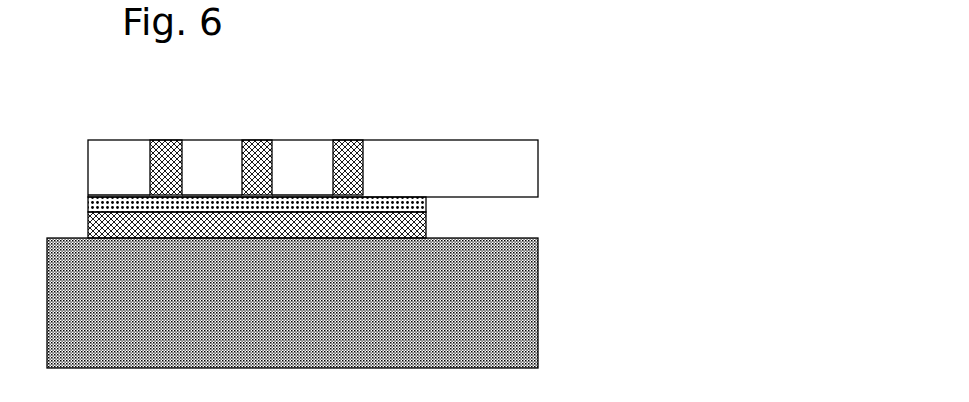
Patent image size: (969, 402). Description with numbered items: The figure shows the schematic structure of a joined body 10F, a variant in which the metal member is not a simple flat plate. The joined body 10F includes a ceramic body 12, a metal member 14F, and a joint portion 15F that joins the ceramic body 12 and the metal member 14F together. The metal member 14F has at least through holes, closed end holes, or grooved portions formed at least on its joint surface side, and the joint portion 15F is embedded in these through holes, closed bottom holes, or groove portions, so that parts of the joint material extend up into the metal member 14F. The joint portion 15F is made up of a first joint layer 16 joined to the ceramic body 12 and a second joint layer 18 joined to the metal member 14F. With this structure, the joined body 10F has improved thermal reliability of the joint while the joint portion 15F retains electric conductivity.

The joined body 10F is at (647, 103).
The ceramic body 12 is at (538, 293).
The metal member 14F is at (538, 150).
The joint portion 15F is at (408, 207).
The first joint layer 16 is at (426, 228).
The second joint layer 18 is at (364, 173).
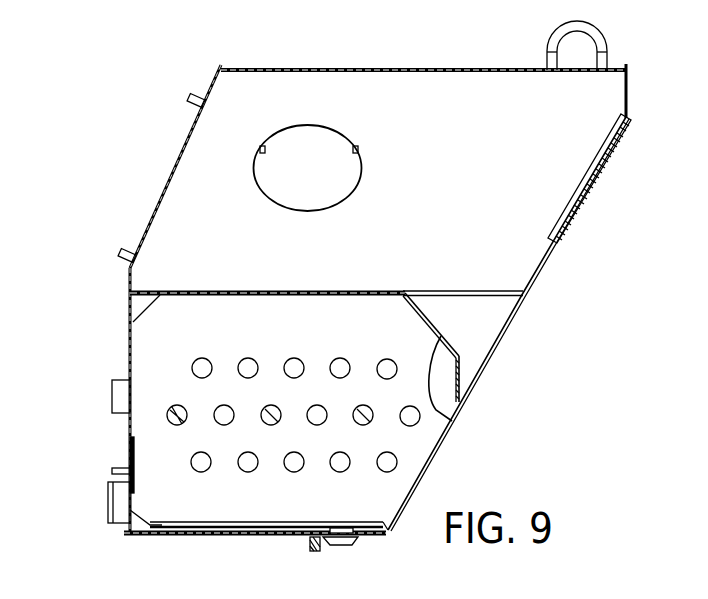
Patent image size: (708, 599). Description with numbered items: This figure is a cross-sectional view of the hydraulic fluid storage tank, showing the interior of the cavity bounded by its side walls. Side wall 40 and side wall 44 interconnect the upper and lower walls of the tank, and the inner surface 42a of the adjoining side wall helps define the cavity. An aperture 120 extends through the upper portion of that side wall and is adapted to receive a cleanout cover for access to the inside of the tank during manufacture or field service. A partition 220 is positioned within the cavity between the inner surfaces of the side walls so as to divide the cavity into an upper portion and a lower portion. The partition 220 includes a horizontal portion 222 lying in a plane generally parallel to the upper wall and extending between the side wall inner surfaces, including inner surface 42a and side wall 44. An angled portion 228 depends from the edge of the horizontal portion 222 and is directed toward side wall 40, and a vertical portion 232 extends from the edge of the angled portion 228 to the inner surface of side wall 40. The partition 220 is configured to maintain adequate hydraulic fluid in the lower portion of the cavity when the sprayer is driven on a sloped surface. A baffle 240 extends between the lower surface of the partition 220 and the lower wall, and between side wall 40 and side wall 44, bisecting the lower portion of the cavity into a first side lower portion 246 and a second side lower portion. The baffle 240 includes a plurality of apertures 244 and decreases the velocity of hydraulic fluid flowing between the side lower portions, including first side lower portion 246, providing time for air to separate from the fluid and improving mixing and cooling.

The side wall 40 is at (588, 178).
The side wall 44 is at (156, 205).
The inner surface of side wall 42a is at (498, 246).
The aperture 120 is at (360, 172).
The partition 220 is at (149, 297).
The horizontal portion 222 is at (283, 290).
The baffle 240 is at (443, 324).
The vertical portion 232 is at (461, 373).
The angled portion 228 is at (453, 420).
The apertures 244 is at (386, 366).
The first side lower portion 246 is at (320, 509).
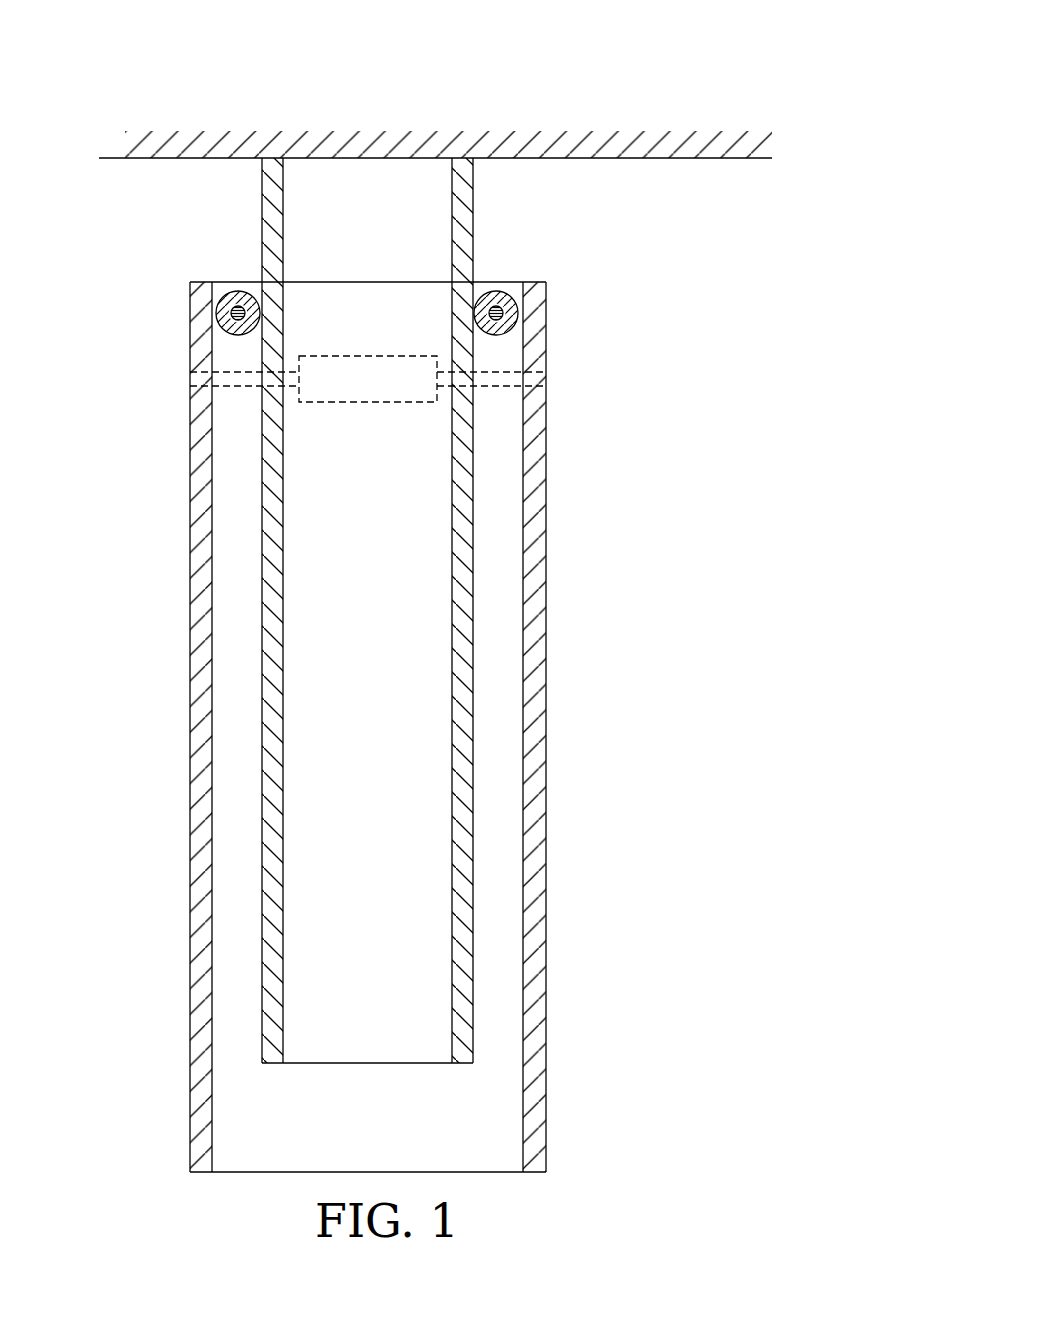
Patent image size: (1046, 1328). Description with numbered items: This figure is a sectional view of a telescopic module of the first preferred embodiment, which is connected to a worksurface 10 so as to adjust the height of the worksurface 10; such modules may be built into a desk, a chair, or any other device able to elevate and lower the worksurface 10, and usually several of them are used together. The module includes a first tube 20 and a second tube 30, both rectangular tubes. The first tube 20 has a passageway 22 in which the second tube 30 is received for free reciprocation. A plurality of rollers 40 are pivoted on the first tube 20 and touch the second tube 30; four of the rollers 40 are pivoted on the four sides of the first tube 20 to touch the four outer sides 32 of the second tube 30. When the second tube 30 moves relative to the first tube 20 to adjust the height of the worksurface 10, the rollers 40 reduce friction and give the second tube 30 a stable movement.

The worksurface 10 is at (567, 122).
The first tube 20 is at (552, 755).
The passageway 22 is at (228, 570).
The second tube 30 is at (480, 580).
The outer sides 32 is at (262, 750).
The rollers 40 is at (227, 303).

══════════

■ **Written problem**: Retype the lines above, from the very first one up to and including the line that contains "The joined body 10F is at (647, 103).", and leave the pictures out of your answer.

■ **Reply to the task**:
Patent image size: (969, 402). Description with numbered items: The figure shows the schematic structure of a joined body 10F, a variant in which the metal member is not a simple flat plate. The joined body 10F includes a ceramic body 12, a metal member 14F, and a joint portion 15F that joins the ceramic body 12 and the metal member 14F together. The metal member 14F has at least through holes, closed end holes, or grooved portions formed at least on its joint surface side, and the joint portion 15F is embedded in these through holes, closed bottom holes, or groove portions, so that parts of the joint material extend up into the metal member 14F. The joint portion 15F is made up of a first joint layer 16 joined to the ceramic body 12 and a second joint layer 18 joined to the metal member 14F. With this structure, the joined body 10F has improved thermal reliability of the joint while the joint portion 15F retains electric conductivity.

The joined body 10F is at (647, 103).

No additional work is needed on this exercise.